• [INSTRUCTIONS FOR THE TASK]: Repeat exactly each line of the data provided below.

(Dataset rows)
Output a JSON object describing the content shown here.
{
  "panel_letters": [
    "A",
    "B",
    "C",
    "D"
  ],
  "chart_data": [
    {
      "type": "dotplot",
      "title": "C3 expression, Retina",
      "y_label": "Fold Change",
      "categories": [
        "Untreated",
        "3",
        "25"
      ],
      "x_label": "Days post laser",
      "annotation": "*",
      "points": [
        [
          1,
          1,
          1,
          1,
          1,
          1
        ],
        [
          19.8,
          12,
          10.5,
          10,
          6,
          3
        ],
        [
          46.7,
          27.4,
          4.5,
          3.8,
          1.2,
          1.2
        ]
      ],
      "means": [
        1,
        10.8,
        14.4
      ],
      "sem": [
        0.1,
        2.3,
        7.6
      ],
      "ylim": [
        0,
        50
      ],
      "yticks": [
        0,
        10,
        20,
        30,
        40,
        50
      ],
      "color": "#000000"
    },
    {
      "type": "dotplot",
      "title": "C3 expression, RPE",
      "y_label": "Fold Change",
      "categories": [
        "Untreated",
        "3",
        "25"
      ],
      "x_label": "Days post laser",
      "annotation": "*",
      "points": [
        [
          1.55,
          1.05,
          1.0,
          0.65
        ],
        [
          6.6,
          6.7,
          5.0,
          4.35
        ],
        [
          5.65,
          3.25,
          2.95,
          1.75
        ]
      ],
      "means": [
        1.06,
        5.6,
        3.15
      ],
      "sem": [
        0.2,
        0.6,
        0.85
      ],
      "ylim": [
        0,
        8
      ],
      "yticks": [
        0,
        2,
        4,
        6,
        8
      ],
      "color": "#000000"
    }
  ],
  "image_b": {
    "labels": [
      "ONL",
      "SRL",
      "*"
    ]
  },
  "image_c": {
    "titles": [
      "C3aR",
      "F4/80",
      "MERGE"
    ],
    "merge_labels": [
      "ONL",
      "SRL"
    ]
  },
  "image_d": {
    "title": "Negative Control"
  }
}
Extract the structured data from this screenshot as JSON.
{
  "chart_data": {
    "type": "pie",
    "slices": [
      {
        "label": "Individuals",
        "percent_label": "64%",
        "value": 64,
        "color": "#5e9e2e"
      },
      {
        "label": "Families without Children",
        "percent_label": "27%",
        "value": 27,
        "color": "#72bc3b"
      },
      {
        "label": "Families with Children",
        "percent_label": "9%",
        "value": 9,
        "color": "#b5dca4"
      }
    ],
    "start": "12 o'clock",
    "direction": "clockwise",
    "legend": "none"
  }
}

• [RESPONSE]:
Output a JSON object describing the content shown here.
{
  "panel_letters": [
    "A",
    "B",
    "C",
    "D"
  ],
  "chart_data": [
    {
      "type": "dotplot",
      "title": "C3 expression, Retina",
      "y_label": "Fold Change",
      "categories": [
        "Untreated",
        "3",
        "25"
      ],
      "x_label": "Days post laser",
      "annotation": "*",
      "points": [
        [
          1,
          1,
          1,
          1,
          1,
          1
        ],
        [
          19.8,
          12,
          10.5,
          10,
          6,
          3
        ],
        [
          46.7,
          27.4,
          4.5,
          3.8,
          1.2,
          1.2
        ]
      ],
      "means": [
        1,
        10.8,
        14.4
      ],
      "sem": [
        0.1,
        2.3,
        7.6
      ],
      "ylim": [
        0,
        50
      ],
      "yticks": [
        0,
        10,
        20,
        30,
        40,
        50
      ],
      "color": "#000000"
    },
    {
      "type": "dotplot",
      "title": "C3 expression, RPE",
      "y_label": "Fold Change",
      "categories": [
        "Untreated",
        "3",
        "25"
      ],
      "x_label": "Days post laser",
      "annotation": "*",
      "points": [
        [
          1.55,
          1.05,
          1.0,
          0.65
        ],
        [
          6.6,
          6.7,
          5.0,
          4.35
        ],
        [
          5.65,
          3.25,
          2.95,
          1.75
        ]
      ],
      "means": [
        1.06,
        5.6,
        3.15
      ],
      "sem": [
        0.2,
        0.6,
        0.85
      ],
      "ylim": [
        0,
        8
      ],
      "yticks": [
        0,
        2,
        4,
        6,
        8
      ],
      "color": "#000000"
    }
  ],
  "image_b": {
    "labels": [
      "ONL",
      "SRL",
      "*"
    ]
  },
  "image_c": {
    "titles": [
      "C3aR",
      "F4/80",
      "MERGE"
    ],
    "merge_labels": [
      "ONL",
      "SRL"
    ]
  },
  "image_d": {
    "title": "Negative Control"
  }
}
Extract the structured data from this screenshot as JSON.
{
  "chart_data": {
    "type": "pie",
    "slices": [
      {
        "label": "Individuals",
        "percent_label": "64%",
        "value": 64,
        "color": "#5e9e2e"
      },
      {
        "label": "Families without Children",
        "percent_label": "27%",
        "value": 27,
        "color": "#72bc3b"
      },
      {
        "label": "Families with Children",
        "percent_label": "9%",
        "value": 9,
        "color": "#b5dca4"
      }
    ],
    "start": "12 o'clock",
    "direction": "clockwise",
    "legend": "none"
  }
}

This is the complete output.